* Material to process:
=-=-=-=-=
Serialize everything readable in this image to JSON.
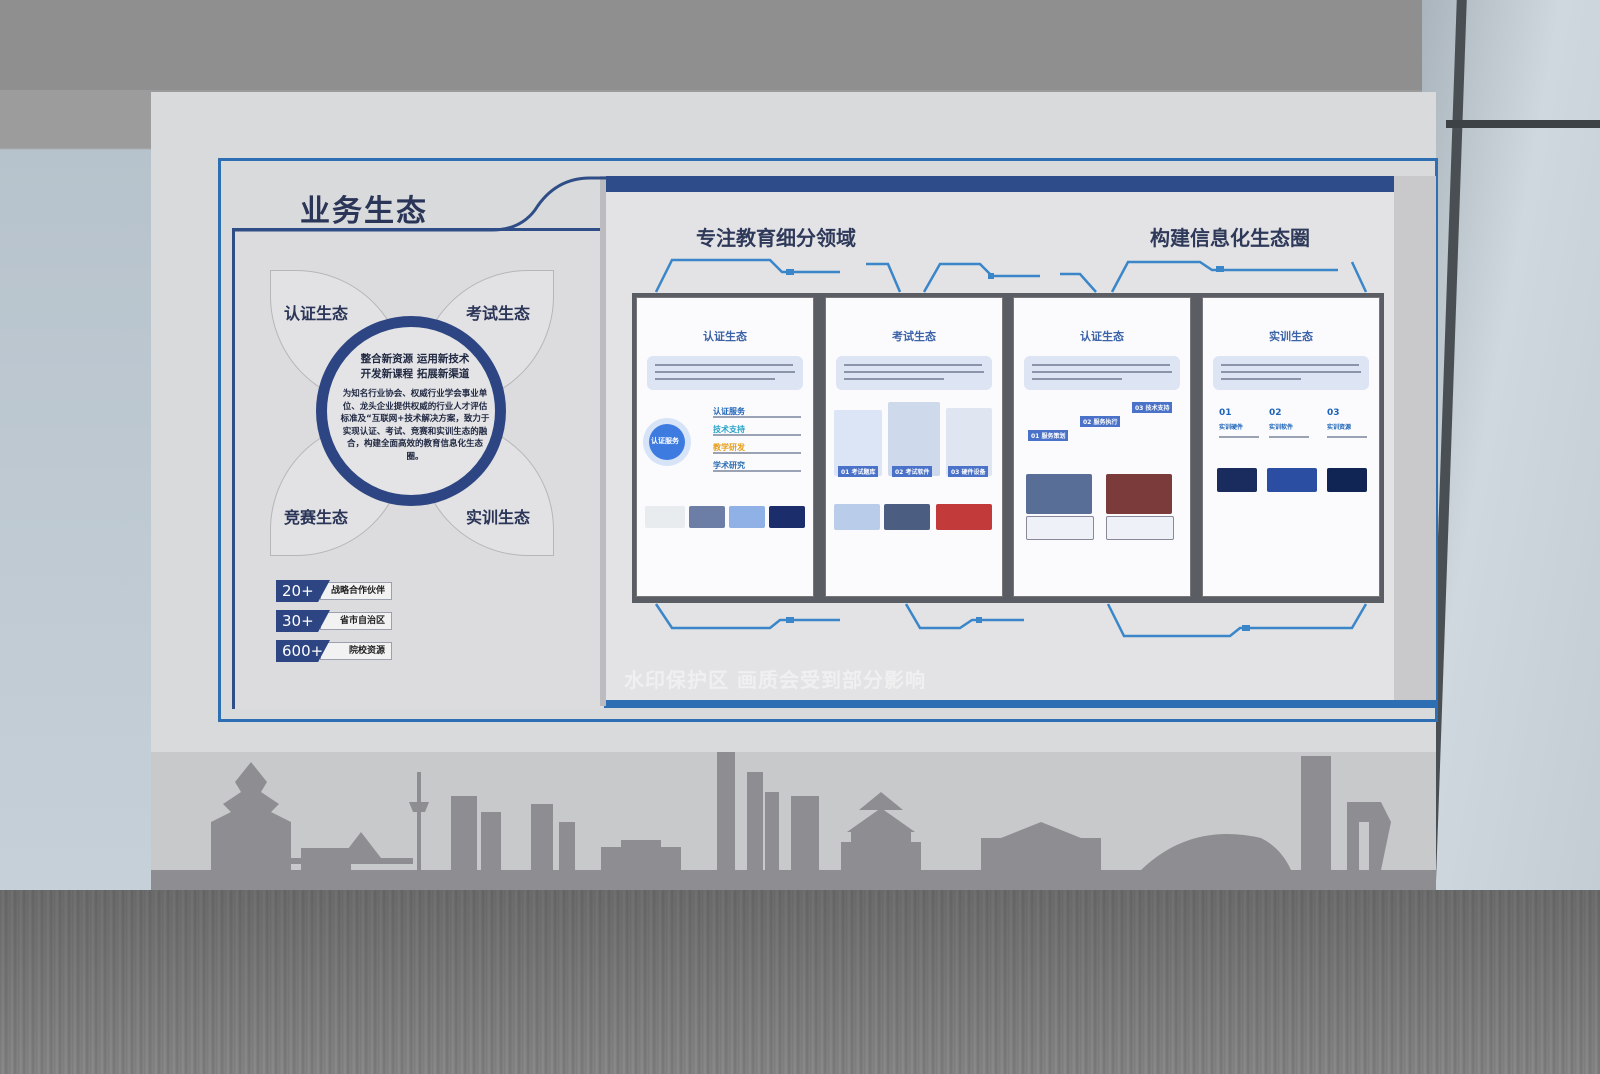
{
  "main_title": "业务生态",
  "subtitles": [
    "专注教育细分领域",
    "构建信息化生态圈"
  ],
  "petals": [
    "认证生态",
    "考试生态",
    "竞赛生态",
    "实训生态"
  ],
  "center": {
    "headline_1": "整合新资源 运用新技术",
    "headline_2": "开发新课程 拓展新渠道",
    "body": "为知名行业协会、权威行业学会事业单位、龙头企业提供权威的行业人才评估标准及“互联网+技术解决方案，致力于实现认证、考试、竞赛和实训生态的融合，构建全面高效的教育信息化生态圈。"
  },
  "stats": [
    {
      "num": "20+",
      "label": "战略合作伙伴"
    },
    {
      "num": "30+",
      "label": "省市自治区"
    },
    {
      "num": "600+",
      "label": "院校资源"
    }
  ],
  "cards": [
    {
      "title": "认证生态",
      "items": [
        "认证服务",
        "技术支持",
        "教学研发",
        "学术研究"
      ],
      "badge": "认证服务"
    },
    {
      "title": "考试生态",
      "items": [
        "01 考试题库",
        "02 考试软件",
        "03 硬件设备"
      ]
    },
    {
      "title": "认证生态",
      "items": [
        "01 服务策划",
        "02 服务执行",
        "03 技术支持"
      ]
    },
    {
      "title": "实训生态",
      "items": [
        "01",
        "02",
        "03"
      ],
      "sub": [
        "实训硬件",
        "实训软件",
        "实训资源"
      ]
    }
  ],
  "watermark": "水印保护区  画质会受到部分影响",
  "colors": {
    "navy": "#2d4582",
    "accent_blue": "#2d6fb2",
    "board": "#d9dadc"
  }
}
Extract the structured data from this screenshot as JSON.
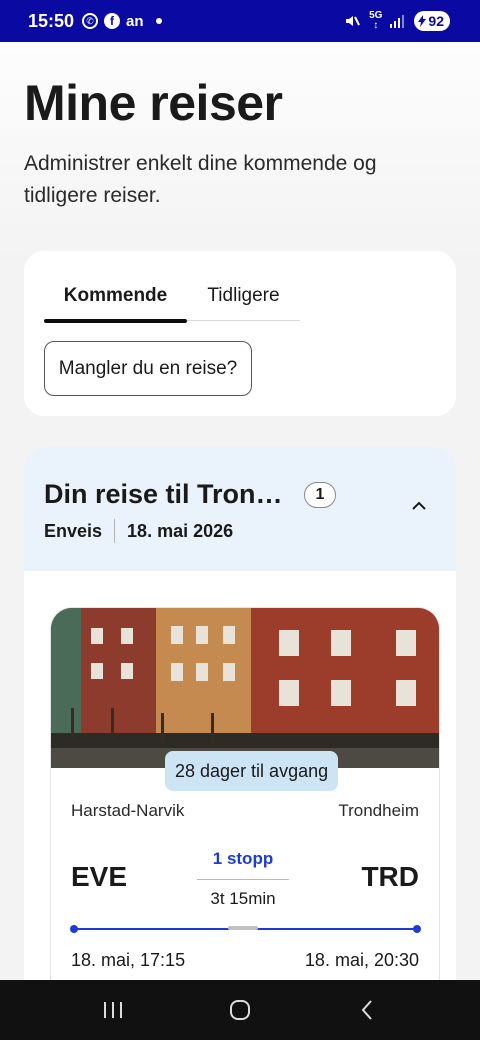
{
  "status_bar": {
    "time": "15:50",
    "carrier_text": "an",
    "battery": "92",
    "icons": [
      "whatsapp-icon",
      "facebook-icon",
      "mute-icon",
      "5g-icon",
      "signal-icon",
      "battery-icon"
    ]
  },
  "header": {
    "title": "Mine reiser",
    "subtitle": "Administrer enkelt dine kommende og tidligere reiser."
  },
  "tabs": {
    "items": [
      {
        "label": "Kommende",
        "active": true
      },
      {
        "label": "Tidligere",
        "active": false
      }
    ],
    "missing_button": "Mangler du en reise?"
  },
  "trip": {
    "title": "Din reise til Trondheim",
    "badge": "1",
    "type": "Enveis",
    "date": "18. mai 2026",
    "countdown": "28 dager til avgang",
    "origin_city": "Harstad-Narvik",
    "dest_city": "Trondheim",
    "origin_code": "EVE",
    "dest_code": "TRD",
    "stops": "1 stopp",
    "duration": "3t 15min",
    "departure": "18. mai, 17:15",
    "arrival": "18. mai, 20:30"
  },
  "colors": {
    "status_bar": "#0a0aa3",
    "accent": "#1e3bd6",
    "header_bg": "#eaf2fb",
    "countdown_bg": "#cde4f5"
  }
}
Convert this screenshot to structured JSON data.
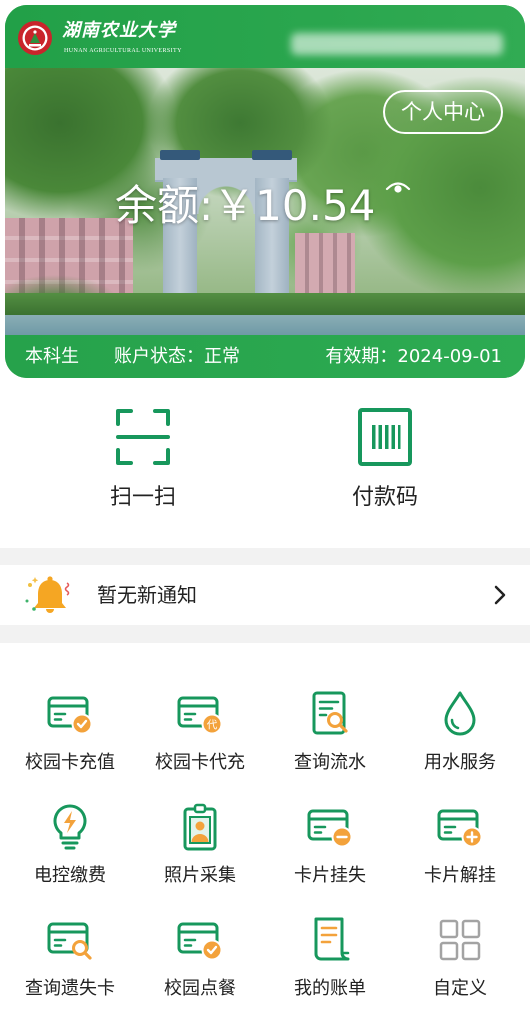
{
  "colors": {
    "primary": "#25a24b",
    "icon_green": "#17975c",
    "icon_orange": "#f3a23b",
    "icon_gray": "#a3a3a3",
    "text": "#222222",
    "separator": "#f2f2f2"
  },
  "header": {
    "logo_icon": "university-emblem-icon",
    "university_name": "湖南农业大学",
    "university_name_en": "HUNAN AGRICULTURAL UNIVERSITY"
  },
  "card": {
    "profile_button": "个人中心",
    "balance_label": "余额:",
    "balance": "￥10.54",
    "visibility_icon": "eye-icon",
    "user_type": "本科生",
    "status_label": "账户状态：",
    "status": "正常",
    "expiry_label": "有效期：",
    "expiry": "2024-09-01"
  },
  "quick_actions": [
    {
      "label": "扫一扫",
      "icon": "scan-icon"
    },
    {
      "label": "付款码",
      "icon": "barcode-icon"
    }
  ],
  "notice": {
    "icon": "bell-icon",
    "text": "暂无新通知",
    "chevron": "chevron-right-icon"
  },
  "services": [
    {
      "label": "校园卡充值",
      "icon": "card-recharge-icon"
    },
    {
      "label": "校园卡代充",
      "icon": "card-proxy-recharge-icon",
      "badge": "代"
    },
    {
      "label": "查询流水",
      "icon": "transaction-query-icon"
    },
    {
      "label": "用水服务",
      "icon": "water-drop-icon"
    },
    {
      "label": "电控缴费",
      "icon": "lightbulb-icon"
    },
    {
      "label": "照片采集",
      "icon": "photo-badge-icon"
    },
    {
      "label": "卡片挂失",
      "icon": "card-report-loss-icon"
    },
    {
      "label": "卡片解挂",
      "icon": "card-unfreeze-icon"
    },
    {
      "label": "查询遗失卡",
      "icon": "lost-card-search-icon"
    },
    {
      "label": "校园点餐",
      "icon": "card-order-icon"
    },
    {
      "label": "我的账单",
      "icon": "bill-icon"
    },
    {
      "label": "自定义",
      "icon": "customize-grid-icon"
    }
  ]
}
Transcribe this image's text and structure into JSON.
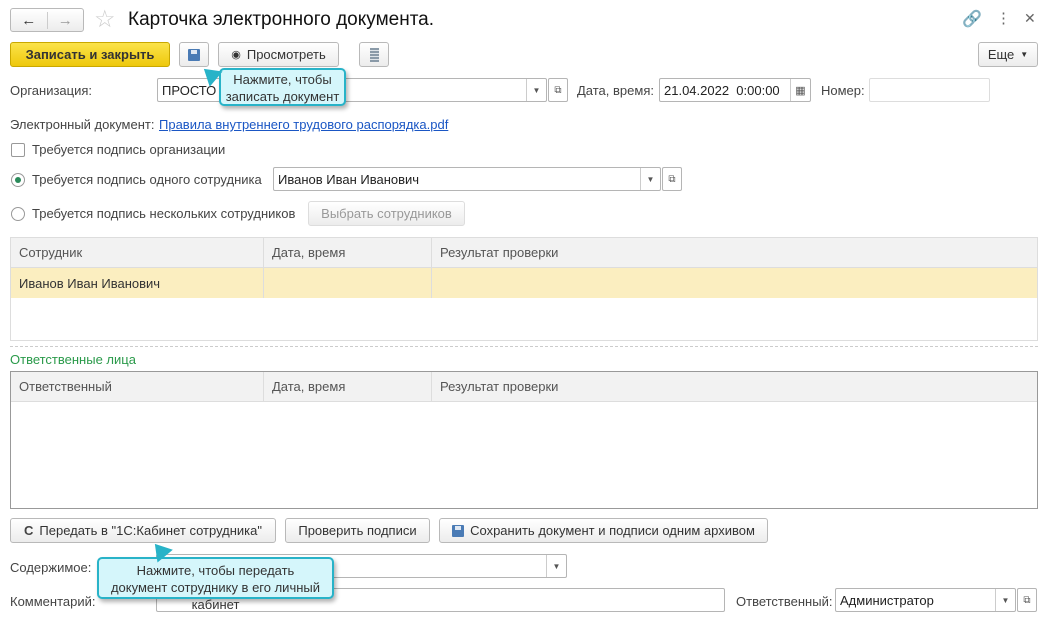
{
  "header": {
    "title": "Карточка электронного документа.",
    "back_icon": "arrow-left",
    "forward_icon": "arrow-right"
  },
  "toolbar": {
    "save_close": "Записать и закрыть",
    "view": "Просмотреть",
    "more": "Еще",
    "accent": "#f5d21b"
  },
  "tooltips": {
    "save": "Нажмите, чтобы записать документ",
    "send": "Нажмите, чтобы передать документ сотруднику в его личный кабинет"
  },
  "form": {
    "org_label": "Организация:",
    "org_value": "ПРОСТО",
    "date_label": "Дата, время:",
    "date_value": "21.04.2022  0:00:00",
    "number_label": "Номер:",
    "number_value": "",
    "edoc_label": "Электронный документ:",
    "edoc_link": "Правила внутреннего трудового распорядка.pdf",
    "org_sign": "Требуется подпись организации",
    "one_sign": "Требуется подпись одного сотрудника",
    "one_sign_value": "Иванов Иван Иванович",
    "many_sign": "Требуется подпись нескольких сотрудников",
    "choose_btn": "Выбрать сотрудников"
  },
  "employees_table": {
    "columns": [
      "Сотрудник",
      "Дата, время",
      "Результат проверки"
    ],
    "rows": [
      [
        "Иванов Иван Иванович",
        "",
        ""
      ]
    ]
  },
  "responsible_section": "Ответственные лица",
  "responsible_table": {
    "columns": [
      "Ответственный",
      "Дата, время",
      "Результат проверки"
    ]
  },
  "actions": {
    "send": "Передать в \"1С:Кабинет сотрудника\"",
    "check": "Проверить подписи",
    "archive": "Сохранить документ и подписи одним архивом"
  },
  "bottom": {
    "content_label": "Содержимое:",
    "content_value": "",
    "comment_label": "Комментарий:",
    "comment_value": "",
    "resp_label": "Ответственный:",
    "resp_value": "Администратор"
  }
}
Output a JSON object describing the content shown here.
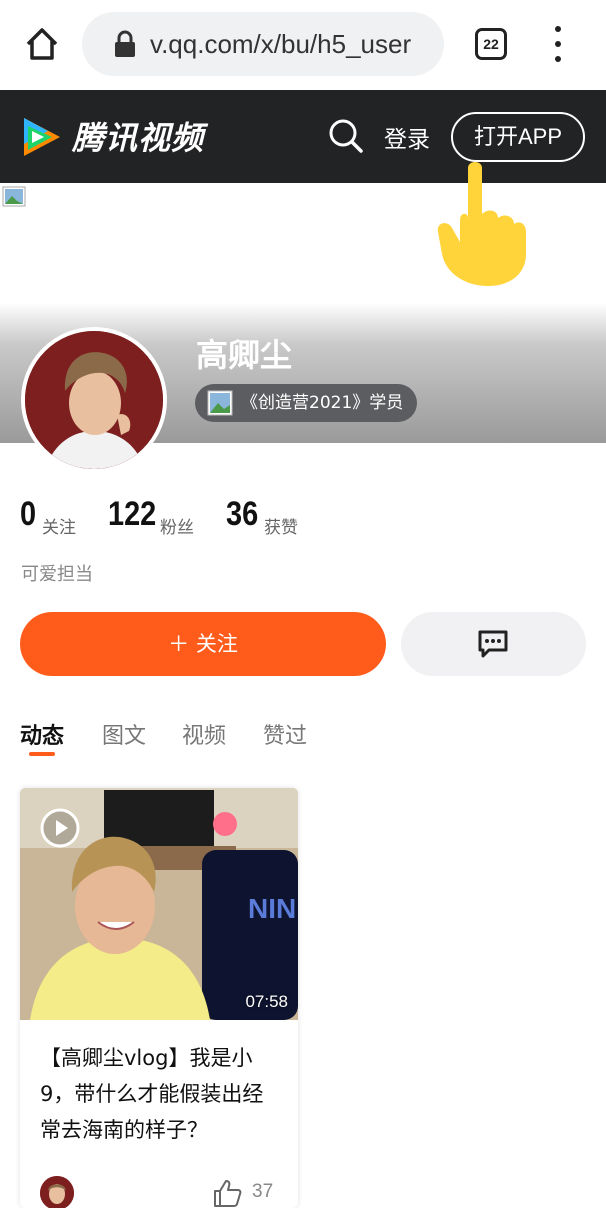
{
  "browser": {
    "url": "v.qq.com/x/bu/h5_user",
    "tab_count": "22"
  },
  "header": {
    "logo_text": "腾讯视频",
    "login_label": "登录",
    "open_app_label": "打开APP"
  },
  "profile": {
    "name": "高卿尘",
    "badge": "《创造营2021》学员",
    "bio": "可爱担当",
    "stats": [
      {
        "value": "0",
        "label": "关注"
      },
      {
        "value": "122",
        "label": "粉丝"
      },
      {
        "value": "36",
        "label": "获赞"
      }
    ],
    "follow_label": "＋ 关注"
  },
  "tabs": [
    "动态",
    "图文",
    "视频",
    "赞过"
  ],
  "active_tab": "动态",
  "feed": [
    {
      "duration": "07:58",
      "title": "【高卿尘vlog】我是小9，带什么才能假装出经常去海南的样子？",
      "likes": "37"
    }
  ],
  "colors": {
    "accent": "#ff5c1c",
    "header_bg": "#222325"
  }
}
=-=-=-=-=
* Directive:
Without the pictures, write out every entry precisely as it appears.

* Written answer:
Serialize everything readable in this image to JSON.
{
  "main_title": "业务生态",
  "subtitles": [
    "专注教育细分领域",
    "构建信息化生态圈"
  ],
  "petals": [
    "认证生态",
    "考试生态",
    "竞赛生态",
    "实训生态"
  ],
  "center": {
    "headline_1": "整合新资源 运用新技术",
    "headline_2": "开发新课程 拓展新渠道",
    "body": "为知名行业协会、权威行业学会事业单位、龙头企业提供权威的行业人才评估标准及“互联网+技术解决方案，致力于实现认证、考试、竞赛和实训生态的融合，构建全面高效的教育信息化生态圈。"
  },
  "stats": [
    {
      "num": "20+",
      "label": "战略合作伙伴"
    },
    {
      "num": "30+",
      "label": "省市自治区"
    },
    {
      "num": "600+",
      "label": "院校资源"
    }
  ],
  "cards": [
    {
      "title": "认证生态",
      "items": [
        "认证服务",
        "技术支持",
        "教学研发",
        "学术研究"
      ],
      "badge": "认证服务"
    },
    {
      "title": "考试生态",
      "items": [
        "01 考试题库",
        "02 考试软件",
        "03 硬件设备"
      ]
    },
    {
      "title": "认证生态",
      "items": [
        "01 服务策划",
        "02 服务执行",
        "03 技术支持"
      ]
    },
    {
      "title": "实训生态",
      "items": [
        "01",
        "02",
        "03"
      ],
      "sub": [
        "实训硬件",
        "实训软件",
        "实训资源"
      ]
    }
  ],
  "watermark": "水印保护区  画质会受到部分影响",
  "colors": {
    "navy": "#2d4582",
    "accent_blue": "#2d6fb2",
    "board": "#d9dadc"
  }
}
Extract the structured data from this screenshot as JSON.
{
  "status_bar": {
    "time": "15:50",
    "carrier_text": "an",
    "battery": "92",
    "icons": [
      "whatsapp-icon",
      "facebook-icon",
      "mute-icon",
      "5g-icon",
      "signal-icon",
      "battery-icon"
    ]
  },
  "header": {
    "title": "Mine reiser",
    "subtitle": "Administrer enkelt dine kommende og tidligere reiser."
  },
  "tabs": {
    "items": [
      {
        "label": "Kommende",
        "active": true
      },
      {
        "label": "Tidligere",
        "active": false
      }
    ],
    "missing_button": "Mangler du en reise?"
  },
  "trip": {
    "title": "Din reise til Trondheim",
    "badge": "1",
    "type": "Enveis",
    "date": "18. mai 2026",
    "countdown": "28 dager til avgang",
    "origin_city": "Harstad-Narvik",
    "dest_city": "Trondheim",
    "origin_code": "EVE",
    "dest_code": "TRD",
    "stops": "1 stopp",
    "duration": "3t 15min",
    "departure": "18. mai, 17:15",
    "arrival": "18. mai, 20:30"
  },
  "colors": {
    "status_bar": "#0a0aa3",
    "accent": "#1e3bd6",
    "header_bg": "#eaf2fb",
    "countdown_bg": "#cde4f5"
  }
}
Convert this screenshot to structured JSON data.
{
  "colors": {
    "primary": "#25a24b",
    "icon_green": "#17975c",
    "icon_orange": "#f3a23b",
    "icon_gray": "#a3a3a3",
    "text": "#222222",
    "separator": "#f2f2f2"
  },
  "header": {
    "logo_icon": "university-emblem-icon",
    "university_name": "湖南农业大学",
    "university_name_en": "HUNAN AGRICULTURAL UNIVERSITY"
  },
  "card": {
    "profile_button": "个人中心",
    "balance_label": "余额:",
    "balance": "￥10.54",
    "visibility_icon": "eye-icon",
    "user_type": "本科生",
    "status_label": "账户状态：",
    "status": "正常",
    "expiry_label": "有效期：",
    "expiry": "2024-09-01"
  },
  "quick_actions": [
    {
      "label": "扫一扫",
      "icon": "scan-icon"
    },
    {
      "label": "付款码",
      "icon": "barcode-icon"
    }
  ],
  "notice": {
    "icon": "bell-icon",
    "text": "暂无新通知",
    "chevron": "chevron-right-icon"
  },
  "services": [
    {
      "label": "校园卡充值",
      "icon": "card-recharge-icon"
    },
    {
      "label": "校园卡代充",
      "icon": "card-proxy-recharge-icon",
      "badge": "代"
    },
    {
      "label": "查询流水",
      "icon": "transaction-query-icon"
    },
    {
      "label": "用水服务",
      "icon": "water-drop-icon"
    },
    {
      "label": "电控缴费",
      "icon": "lightbulb-icon"
    },
    {
      "label": "照片采集",
      "icon": "photo-badge-icon"
    },
    {
      "label": "卡片挂失",
      "icon": "card-report-loss-icon"
    },
    {
      "label": "卡片解挂",
      "icon": "card-unfreeze-icon"
    },
    {
      "label": "查询遗失卡",
      "icon": "lost-card-search-icon"
    },
    {
      "label": "校园点餐",
      "icon": "card-order-icon"
    },
    {
      "label": "我的账单",
      "icon": "bill-icon"
    },
    {
      "label": "自定义",
      "icon": "customize-grid-icon"
    }
  ]
}
Transcribe this image's text and structure into JSON.
{
  "header": {
    "title": "Карточка электронного документа.",
    "back_icon": "arrow-left",
    "forward_icon": "arrow-right"
  },
  "toolbar": {
    "save_close": "Записать и закрыть",
    "view": "Просмотреть",
    "more": "Еще",
    "accent": "#f5d21b"
  },
  "tooltips": {
    "save": "Нажмите, чтобы записать документ",
    "send": "Нажмите, чтобы передать документ сотруднику в его личный кабинет"
  },
  "form": {
    "org_label": "Организация:",
    "org_value": "ПРОСТО",
    "date_label": "Дата, время:",
    "date_value": "21.04.2022  0:00:00",
    "number_label": "Номер:",
    "number_value": "",
    "edoc_label": "Электронный документ:",
    "edoc_link": "Правила внутреннего трудового распорядка.pdf",
    "org_sign": "Требуется подпись организации",
    "one_sign": "Требуется подпись одного сотрудника",
    "one_sign_value": "Иванов Иван Иванович",
    "many_sign": "Требуется подпись нескольких сотрудников",
    "choose_btn": "Выбрать сотрудников"
  },
  "employees_table": {
    "columns": [
      "Сотрудник",
      "Дата, время",
      "Результат проверки"
    ],
    "rows": [
      [
        "Иванов Иван Иванович",
        "",
        ""
      ]
    ]
  },
  "responsible_section": "Ответственные лица",
  "responsible_table": {
    "columns": [
      "Ответственный",
      "Дата, время",
      "Результат проверки"
    ]
  },
  "actions": {
    "send": "Передать в \"1С:Кабинет сотрудника\"",
    "check": "Проверить подписи",
    "archive": "Сохранить документ и подписи одним архивом"
  },
  "bottom": {
    "content_label": "Содержимое:",
    "content_value": "",
    "comment_label": "Комментарий:",
    "comment_value": "",
    "resp_label": "Ответственный:",
    "resp_value": "Администратор"
  }
}
Output a JSON object describing the content shown here.
{
  "browser": {
    "url": "v.qq.com/x/bu/h5_user",
    "tab_count": "22"
  },
  "header": {
    "logo_text": "腾讯视频",
    "login_label": "登录",
    "open_app_label": "打开APP"
  },
  "profile": {
    "name": "高卿尘",
    "badge": "《创造营2021》学员",
    "bio": "可爱担当",
    "stats": [
      {
        "value": "0",
        "label": "关注"
      },
      {
        "value": "122",
        "label": "粉丝"
      },
      {
        "value": "36",
        "label": "获赞"
      }
    ],
    "follow_label": "＋ 关注"
  },
  "tabs": [
    "动态",
    "图文",
    "视频",
    "赞过"
  ],
  "active_tab": "动态",
  "feed": [
    {
      "duration": "07:58",
      "title": "【高卿尘vlog】我是小9，带什么才能假装出经常去海南的样子？",
      "likes": "37"
    }
  ],
  "colors": {
    "accent": "#ff5c1c",
    "header_bg": "#222325"
  }
}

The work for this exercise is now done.